▶ Stated problem: Copy, from the entries below, each line in which the string "Tuetaan" appears.

━━ Working data

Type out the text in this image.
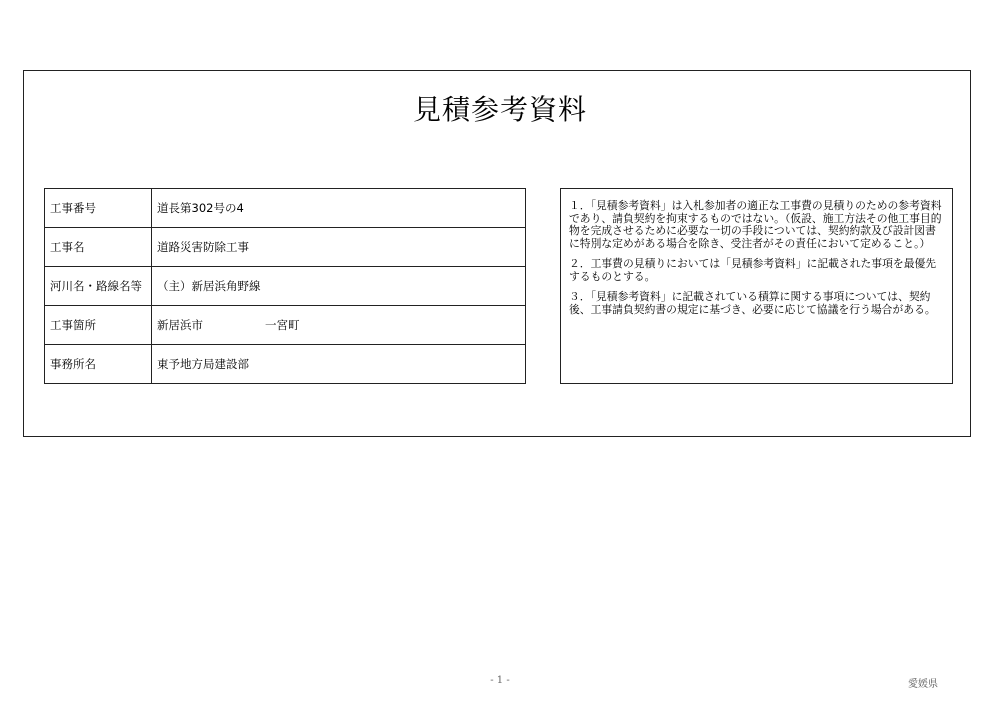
見積参考資料
工事番号	道長第302号の4
工事名	道路災害防除工事
河川名・路線名等	（主）新居浜角野線
工事箇所	新居浜市 一宮町
事務所名	東予地方局建設部

１．「見積参考資料」は入札参加者の適正な工事費の見積りのための参考資料であり、請負契約を拘束するものではない。（仮設、施工方法その他工事目的物を完成させるために必要な一切の手段については、契約約款及び設計図書に特別な定めがある場合を除き、受注者がその責任において定めること。）

２．工事費の見積りにおいては「見積参考資料」に記載された事項を最優先するものとする。

３．「見積参考資料」に記載されている積算に関する事項については、契約後、工事請負契約書の規定に基づき、必要に応じて協議を行う場合がある。

- 1 -	愛媛県
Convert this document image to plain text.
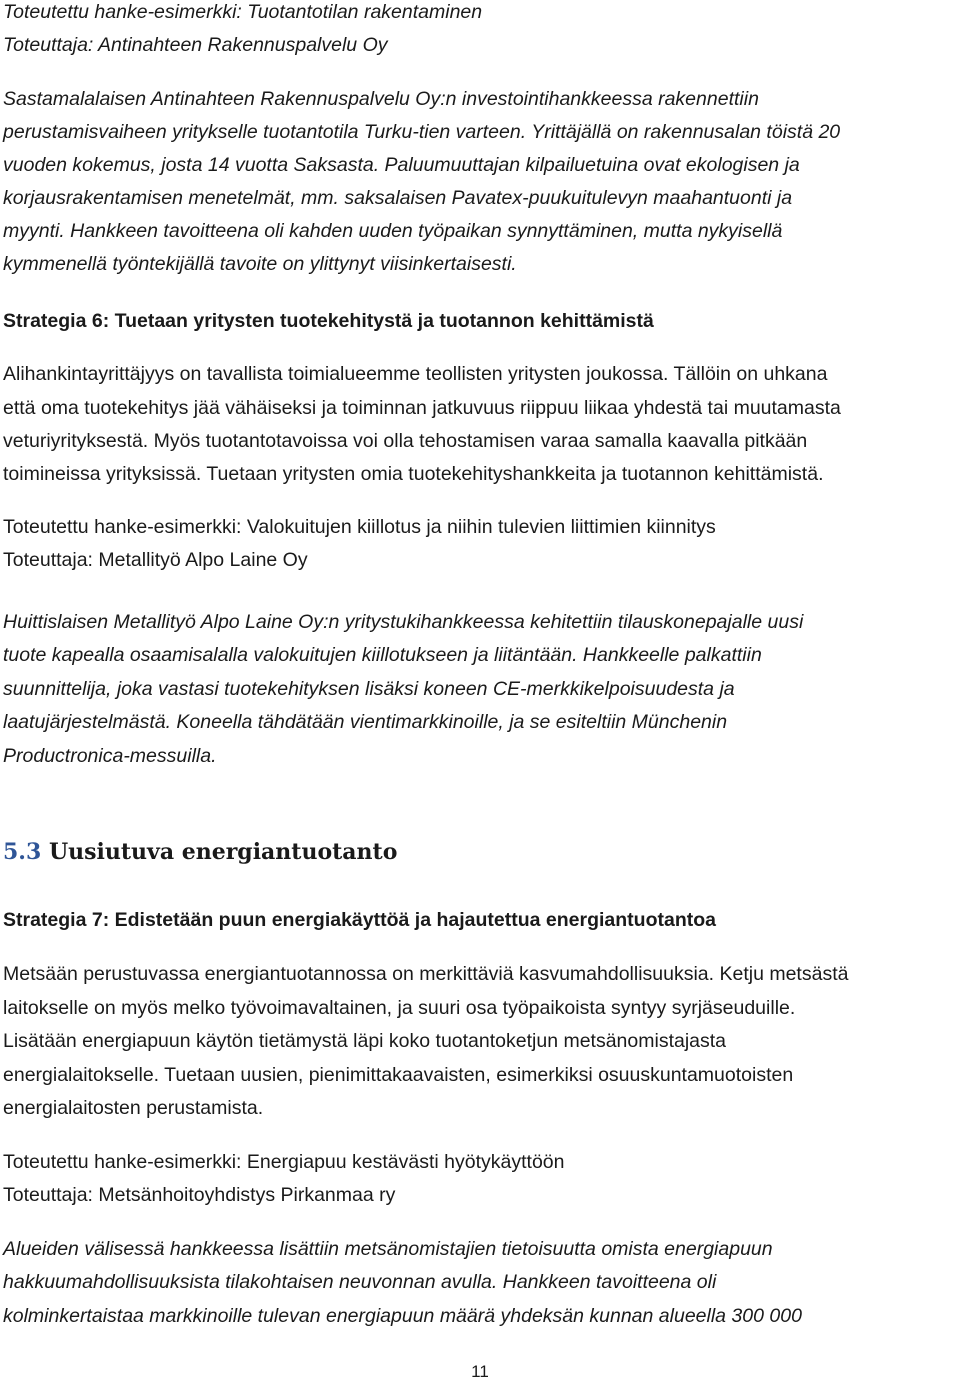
Toteutettu hanke-esimerkki: Tuotantotilan rakentaminen
Toteuttaja: Antinahteen Rakennuspalvelu Oy
Sastamalalaisen Antinahteen Rakennuspalvelu Oy:n investointihankkeessa rakennettiin
perustamisvaiheen yritykselle tuotantotila Turku-tien varteen. Yrittäjällä on rakennusalan töistä 20
vuoden kokemus, josta 14 vuotta Saksasta. Paluumuuttajan kilpailuetuina ovat ekologisen ja
korjausrakentamisen menetelmät, mm. saksalaisen Pavatex-puukuitulevyn maahantuonti ja
myynti. Hankkeen tavoitteena oli kahden uuden työpaikan synnyttäminen, mutta nykyisellä
kymmenellä työntekijällä tavoite on ylittynyt viisinkertaisesti.
Strategia 6: Tuetaan yritysten tuotekehitystä ja tuotannon kehittämistä
Alihankintayrittäjyys on tavallista toimialueemme teollisten yritysten joukossa. Tällöin on uhkana
että oma tuotekehitys jää vähäiseksi ja toiminnan jatkuvuus riippuu liikaa yhdestä tai muutamasta
veturiyrityksestä. Myös tuotantotavoissa voi olla tehostamisen varaa samalla kaavalla pitkään
toimineissa yrityksissä. Tuetaan yritysten omia tuotekehityshankkeita ja tuotannon kehittämistä.
Toteutettu hanke-esimerkki: Valokuitujen kiillotus ja niihin tulevien liittimien kiinnitys
Toteuttaja: Metallityö Alpo Laine Oy
Huittislaisen Metallityö Alpo Laine Oy:n yritystukihankkeessa kehitettiin tilauskonepajalle uusi
tuote kapealla osaamisalalla valokuitujen kiillotukseen ja liitäntään. Hankkeelle palkattiin
suunnittelija, joka vastasi tuotekehityksen lisäksi koneen CE-merkkikelpoisuudesta ja
laatujärjestelmästä. Koneella tähdätään vientimarkkinoille, ja se esiteltiin Münchenin
Productronica-messuilla.
5.3 Uusiutuva energiantuotanto
Strategia 7: Edistetään puun energiakäyttöä ja hajautettua energiantuotantoa
Metsään perustuvassa energiantuotannossa on merkittäviä kasvumahdollisuuksia. Ketju metsästä
laitokselle on myös melko työvoimavaltainen, ja suuri osa työpaikoista syntyy syrjäseuduille.
Lisätään energiapuun käytön tietämystä läpi koko tuotantoketjun metsänomistajasta
energialaitokselle. Tuetaan uusien, pienimittakaavaisten, esimerkiksi osuuskuntamuotoisten
energialaitosten perustamista.
Toteutettu hanke-esimerkki: Energiapuu kestävästi hyötykäyttöön
Toteuttaja: Metsänhoitoyhdistys Pirkanmaa ry
Alueiden välisessä hankkeessa lisättiin metsänomistajien tietoisuutta omista energiapuun
hakkuumahdollisuuksista tilakohtaisen neuvonnan avulla. Hankkeen tavoitteena oli
kolminkertaistaa markkinoille tulevan energiapuun määrä yhdeksän kunnan alueella 300 000
11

━━━━

▶ In response:
Strategia 6: Tuetaan yritysten tuotekehitystä ja tuotannon kehittämistä
toimineissa yrityksissä. Tuetaan yritysten omia tuotekehityshankkeita ja tuotannon kehittämistä.
energialaitokselle. Tuetaan uusien, pienimittakaavaisten, esimerkiksi osuuskuntamuotoisten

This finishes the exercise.